WHAT THE TASK ASKS:
Every line of the material is to be quoted verbatim, minus the pictures.

DATA ENTRIES:

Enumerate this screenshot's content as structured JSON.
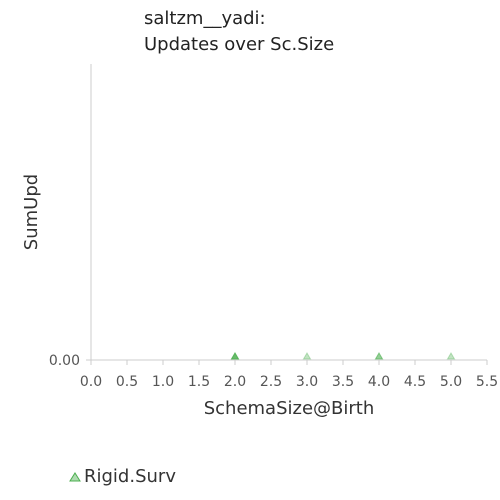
{
  "chart_data": {
    "type": "scatter",
    "title": [
      "saltzm__yadi:",
      "Updates over Sc.Size"
    ],
    "xlabel": "SchemaSize@Birth",
    "ylabel": "SumUpd",
    "xlim": [
      0.0,
      5.5
    ],
    "xticks": [
      "0.0",
      "0.5",
      "1.0",
      "1.5",
      "2.0",
      "2.5",
      "3.0",
      "3.5",
      "4.0",
      "4.5",
      "5.5"
    ],
    "xtick_values": [
      0.0,
      0.5,
      1.0,
      1.5,
      2.0,
      2.5,
      3.0,
      3.5,
      4.0,
      4.5,
      5.5
    ],
    "xtick_label_5_0": "5.0",
    "yticks": [
      "0.00"
    ],
    "ytick_values": [
      0.0
    ],
    "grid": false,
    "legend_position": "bottom-left",
    "series": [
      {
        "name": "Rigid.Surv",
        "color": "#4caf50",
        "marker": "triangle",
        "points": [
          {
            "x": 2.0,
            "y": 0.0,
            "opacity": 0.85
          },
          {
            "x": 3.0,
            "y": 0.0,
            "opacity": 0.35
          },
          {
            "x": 4.0,
            "y": 0.0,
            "opacity": 0.6
          },
          {
            "x": 5.0,
            "y": 0.0,
            "opacity": 0.35
          }
        ]
      }
    ]
  }
}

ANSWER TO THIS PROBLEM:
Enumerate this screenshot's content as structured JSON.
{
  "chart_data": {
    "type": "scatter",
    "title": [
      "saltzm__yadi:",
      "Updates over Sc.Size"
    ],
    "xlabel": "SchemaSize@Birth",
    "ylabel": "SumUpd",
    "xlim": [
      0.0,
      5.5
    ],
    "xticks": [
      "0.0",
      "0.5",
      "1.0",
      "1.5",
      "2.0",
      "2.5",
      "3.0",
      "3.5",
      "4.0",
      "4.5",
      "5.5"
    ],
    "xtick_values": [
      0.0,
      0.5,
      1.0,
      1.5,
      2.0,
      2.5,
      3.0,
      3.5,
      4.0,
      4.5,
      5.5
    ],
    "xtick_label_5_0": "5.0",
    "yticks": [
      "0.00"
    ],
    "ytick_values": [
      0.0
    ],
    "grid": false,
    "legend_position": "bottom-left",
    "series": [
      {
        "name": "Rigid.Surv",
        "color": "#4caf50",
        "marker": "triangle",
        "points": [
          {
            "x": 2.0,
            "y": 0.0,
            "opacity": 0.85
          },
          {
            "x": 3.0,
            "y": 0.0,
            "opacity": 0.35
          },
          {
            "x": 4.0,
            "y": 0.0,
            "opacity": 0.6
          },
          {
            "x": 5.0,
            "y": 0.0,
            "opacity": 0.35
          }
        ]
      }
    ]
  }
}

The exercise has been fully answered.